Aim of the task:
Return each line holding the string "systems".

────────────────

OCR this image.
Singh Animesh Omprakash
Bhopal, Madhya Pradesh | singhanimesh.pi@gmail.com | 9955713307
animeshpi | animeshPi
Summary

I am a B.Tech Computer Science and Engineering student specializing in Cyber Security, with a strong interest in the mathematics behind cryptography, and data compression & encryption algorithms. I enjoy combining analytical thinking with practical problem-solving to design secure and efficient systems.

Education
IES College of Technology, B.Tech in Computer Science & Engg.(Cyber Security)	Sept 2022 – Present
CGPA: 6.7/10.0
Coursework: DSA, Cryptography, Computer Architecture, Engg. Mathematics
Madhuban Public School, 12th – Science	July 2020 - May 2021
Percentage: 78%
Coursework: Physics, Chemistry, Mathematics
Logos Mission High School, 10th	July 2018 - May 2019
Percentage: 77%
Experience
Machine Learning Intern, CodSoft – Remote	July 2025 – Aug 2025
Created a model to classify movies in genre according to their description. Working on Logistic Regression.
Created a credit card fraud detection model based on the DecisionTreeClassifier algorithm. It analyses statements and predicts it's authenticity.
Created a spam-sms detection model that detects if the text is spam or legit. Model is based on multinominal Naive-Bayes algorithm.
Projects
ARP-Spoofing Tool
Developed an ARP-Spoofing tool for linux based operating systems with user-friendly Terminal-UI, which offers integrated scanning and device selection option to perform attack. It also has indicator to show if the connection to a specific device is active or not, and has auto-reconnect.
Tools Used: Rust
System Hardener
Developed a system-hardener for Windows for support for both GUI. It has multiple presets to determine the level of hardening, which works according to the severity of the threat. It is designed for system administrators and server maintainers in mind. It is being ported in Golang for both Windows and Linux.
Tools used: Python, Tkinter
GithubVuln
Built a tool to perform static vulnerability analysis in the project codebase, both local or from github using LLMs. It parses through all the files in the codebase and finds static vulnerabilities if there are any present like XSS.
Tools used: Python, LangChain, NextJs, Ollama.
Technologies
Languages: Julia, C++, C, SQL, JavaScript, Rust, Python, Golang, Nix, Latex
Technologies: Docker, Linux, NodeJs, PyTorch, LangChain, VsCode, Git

────────────────

Completed exercise:
I am a B.Tech Computer Science and Engineering student specializing in Cyber Security, with a strong interest in the mathematics behind cryptography, and data compression & encryption algorithms. I enjoy combining analytical thinking with practical problem-solving to design secure and efficient systems.
Developed an ARP-Spoofing tool for linux based operating systems with user-friendly Terminal-UI, which offers integrated scanning and device selection option to perform attack. It also has indicator to show if the connection to a specific device is active or not, and has auto-reconnect.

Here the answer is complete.